TASK BRIEF
Copy every line of the records below that holds the word "LIMITED".

[Records]

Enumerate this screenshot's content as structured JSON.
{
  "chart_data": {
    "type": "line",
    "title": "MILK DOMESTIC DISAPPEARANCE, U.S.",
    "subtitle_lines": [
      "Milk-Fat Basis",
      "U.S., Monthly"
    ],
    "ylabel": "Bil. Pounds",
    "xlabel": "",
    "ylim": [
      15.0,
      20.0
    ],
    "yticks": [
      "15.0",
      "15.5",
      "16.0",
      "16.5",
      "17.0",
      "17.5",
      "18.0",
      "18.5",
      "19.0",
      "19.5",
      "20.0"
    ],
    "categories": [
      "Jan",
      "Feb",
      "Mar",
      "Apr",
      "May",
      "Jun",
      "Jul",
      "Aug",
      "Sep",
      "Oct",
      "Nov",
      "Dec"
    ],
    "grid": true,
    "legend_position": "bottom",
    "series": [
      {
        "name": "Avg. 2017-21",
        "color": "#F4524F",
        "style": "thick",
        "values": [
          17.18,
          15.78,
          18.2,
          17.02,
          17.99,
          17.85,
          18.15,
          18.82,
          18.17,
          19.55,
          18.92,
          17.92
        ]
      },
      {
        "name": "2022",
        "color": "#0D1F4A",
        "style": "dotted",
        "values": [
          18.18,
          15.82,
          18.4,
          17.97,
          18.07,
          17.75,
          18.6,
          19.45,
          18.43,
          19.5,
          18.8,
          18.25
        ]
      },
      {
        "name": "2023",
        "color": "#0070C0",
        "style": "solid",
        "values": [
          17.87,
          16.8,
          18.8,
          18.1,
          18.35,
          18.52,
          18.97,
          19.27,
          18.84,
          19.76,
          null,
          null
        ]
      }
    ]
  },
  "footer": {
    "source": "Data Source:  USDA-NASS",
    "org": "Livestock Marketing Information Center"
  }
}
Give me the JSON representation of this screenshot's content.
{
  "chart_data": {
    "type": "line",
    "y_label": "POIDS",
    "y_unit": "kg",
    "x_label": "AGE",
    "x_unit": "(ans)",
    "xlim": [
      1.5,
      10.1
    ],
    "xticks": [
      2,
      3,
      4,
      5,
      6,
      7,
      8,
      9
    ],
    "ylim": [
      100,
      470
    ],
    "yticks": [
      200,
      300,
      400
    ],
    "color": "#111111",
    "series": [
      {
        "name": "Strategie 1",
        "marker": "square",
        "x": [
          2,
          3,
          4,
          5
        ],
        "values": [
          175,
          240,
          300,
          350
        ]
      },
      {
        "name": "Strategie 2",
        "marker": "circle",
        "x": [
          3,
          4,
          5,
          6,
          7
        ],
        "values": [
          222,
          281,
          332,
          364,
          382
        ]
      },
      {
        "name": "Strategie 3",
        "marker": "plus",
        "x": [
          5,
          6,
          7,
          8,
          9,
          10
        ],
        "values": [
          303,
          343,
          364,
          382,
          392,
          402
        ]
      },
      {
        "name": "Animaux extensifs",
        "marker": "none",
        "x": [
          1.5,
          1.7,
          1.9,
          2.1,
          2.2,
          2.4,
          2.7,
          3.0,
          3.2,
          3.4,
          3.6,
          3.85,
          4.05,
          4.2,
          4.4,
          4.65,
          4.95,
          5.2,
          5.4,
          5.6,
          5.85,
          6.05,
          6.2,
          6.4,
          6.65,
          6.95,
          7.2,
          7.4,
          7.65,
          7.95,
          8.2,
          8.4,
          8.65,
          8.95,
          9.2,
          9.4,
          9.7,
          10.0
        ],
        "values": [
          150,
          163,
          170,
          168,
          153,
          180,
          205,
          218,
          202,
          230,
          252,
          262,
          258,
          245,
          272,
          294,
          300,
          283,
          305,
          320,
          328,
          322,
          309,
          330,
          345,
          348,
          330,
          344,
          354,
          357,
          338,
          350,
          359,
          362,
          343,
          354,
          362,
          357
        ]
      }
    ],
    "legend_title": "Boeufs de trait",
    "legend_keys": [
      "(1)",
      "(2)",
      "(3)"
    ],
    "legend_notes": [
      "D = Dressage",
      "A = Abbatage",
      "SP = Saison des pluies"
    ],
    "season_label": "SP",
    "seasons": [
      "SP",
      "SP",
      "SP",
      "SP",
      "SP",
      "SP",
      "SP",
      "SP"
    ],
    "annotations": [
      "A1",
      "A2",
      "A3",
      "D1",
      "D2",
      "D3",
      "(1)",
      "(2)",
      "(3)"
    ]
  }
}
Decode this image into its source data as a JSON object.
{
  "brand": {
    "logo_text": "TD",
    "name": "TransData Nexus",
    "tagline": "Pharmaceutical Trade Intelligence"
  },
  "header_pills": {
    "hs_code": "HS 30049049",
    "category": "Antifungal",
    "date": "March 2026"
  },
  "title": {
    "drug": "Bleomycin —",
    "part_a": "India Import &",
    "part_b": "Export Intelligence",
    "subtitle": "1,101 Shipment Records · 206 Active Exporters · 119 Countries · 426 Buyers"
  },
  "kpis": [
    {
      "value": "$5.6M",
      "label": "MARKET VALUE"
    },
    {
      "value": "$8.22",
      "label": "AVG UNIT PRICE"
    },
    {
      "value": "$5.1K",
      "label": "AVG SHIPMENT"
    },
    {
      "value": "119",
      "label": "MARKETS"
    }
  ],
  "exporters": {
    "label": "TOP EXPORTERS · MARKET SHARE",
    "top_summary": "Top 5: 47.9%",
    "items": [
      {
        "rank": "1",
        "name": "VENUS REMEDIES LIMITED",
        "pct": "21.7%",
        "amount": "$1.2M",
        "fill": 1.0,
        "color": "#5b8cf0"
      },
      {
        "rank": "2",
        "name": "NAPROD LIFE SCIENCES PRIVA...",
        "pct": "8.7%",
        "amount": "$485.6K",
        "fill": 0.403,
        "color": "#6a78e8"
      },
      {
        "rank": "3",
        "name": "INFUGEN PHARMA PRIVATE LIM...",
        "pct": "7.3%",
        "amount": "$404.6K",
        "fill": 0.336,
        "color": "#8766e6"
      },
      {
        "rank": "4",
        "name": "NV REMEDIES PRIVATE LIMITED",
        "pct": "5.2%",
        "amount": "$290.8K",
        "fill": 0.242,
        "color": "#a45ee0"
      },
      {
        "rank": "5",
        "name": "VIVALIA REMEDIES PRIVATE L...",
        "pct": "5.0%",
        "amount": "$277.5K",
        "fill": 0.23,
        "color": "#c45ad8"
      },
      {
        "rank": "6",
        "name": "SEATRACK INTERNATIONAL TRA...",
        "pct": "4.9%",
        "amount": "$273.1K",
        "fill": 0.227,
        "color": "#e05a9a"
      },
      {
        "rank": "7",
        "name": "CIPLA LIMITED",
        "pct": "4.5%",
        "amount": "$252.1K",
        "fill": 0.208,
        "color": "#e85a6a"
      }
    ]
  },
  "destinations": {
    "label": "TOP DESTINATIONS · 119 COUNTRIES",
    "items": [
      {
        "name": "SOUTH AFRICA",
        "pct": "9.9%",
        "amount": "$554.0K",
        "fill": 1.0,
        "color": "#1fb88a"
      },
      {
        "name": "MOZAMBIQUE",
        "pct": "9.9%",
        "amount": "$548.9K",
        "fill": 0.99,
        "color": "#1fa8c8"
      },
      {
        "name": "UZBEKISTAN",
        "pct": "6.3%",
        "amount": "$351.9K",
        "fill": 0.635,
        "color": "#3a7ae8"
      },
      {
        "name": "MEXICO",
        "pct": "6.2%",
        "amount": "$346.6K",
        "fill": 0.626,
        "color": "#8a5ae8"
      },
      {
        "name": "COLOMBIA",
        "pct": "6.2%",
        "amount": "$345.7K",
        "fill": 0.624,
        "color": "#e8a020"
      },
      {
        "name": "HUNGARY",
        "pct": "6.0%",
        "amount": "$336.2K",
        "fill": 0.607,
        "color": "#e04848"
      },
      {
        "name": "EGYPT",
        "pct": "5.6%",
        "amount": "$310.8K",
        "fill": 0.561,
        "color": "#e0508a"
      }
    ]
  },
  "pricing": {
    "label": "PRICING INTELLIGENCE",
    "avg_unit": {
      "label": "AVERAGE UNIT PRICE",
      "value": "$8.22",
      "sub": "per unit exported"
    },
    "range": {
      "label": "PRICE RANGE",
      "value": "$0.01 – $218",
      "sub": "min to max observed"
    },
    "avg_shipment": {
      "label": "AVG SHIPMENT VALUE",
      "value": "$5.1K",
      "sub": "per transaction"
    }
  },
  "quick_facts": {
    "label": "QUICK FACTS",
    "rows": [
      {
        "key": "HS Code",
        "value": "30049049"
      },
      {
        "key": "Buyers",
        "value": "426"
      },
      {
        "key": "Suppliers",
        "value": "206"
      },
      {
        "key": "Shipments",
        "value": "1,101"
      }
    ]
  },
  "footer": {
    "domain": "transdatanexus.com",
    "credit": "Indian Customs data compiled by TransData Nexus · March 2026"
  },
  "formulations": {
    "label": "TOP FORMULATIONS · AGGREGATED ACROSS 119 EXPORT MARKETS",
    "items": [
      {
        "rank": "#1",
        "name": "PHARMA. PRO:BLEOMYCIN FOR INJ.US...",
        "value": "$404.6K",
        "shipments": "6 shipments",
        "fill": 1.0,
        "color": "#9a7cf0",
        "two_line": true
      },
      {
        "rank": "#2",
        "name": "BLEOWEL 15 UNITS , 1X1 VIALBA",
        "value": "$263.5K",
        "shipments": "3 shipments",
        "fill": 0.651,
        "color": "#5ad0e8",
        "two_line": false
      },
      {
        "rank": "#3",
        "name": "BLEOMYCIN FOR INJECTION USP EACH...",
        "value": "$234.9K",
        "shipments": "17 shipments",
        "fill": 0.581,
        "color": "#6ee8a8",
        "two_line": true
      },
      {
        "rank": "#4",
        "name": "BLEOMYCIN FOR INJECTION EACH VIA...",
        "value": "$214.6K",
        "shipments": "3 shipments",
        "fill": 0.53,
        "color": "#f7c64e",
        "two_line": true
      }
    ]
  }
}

SOLUTION TO THIS TASK
        "name": "VENUS REMEDIES LIMITED",
        "name": "NV REMEDIES PRIVATE LIMITED",
        "name": "CIPLA LIMITED",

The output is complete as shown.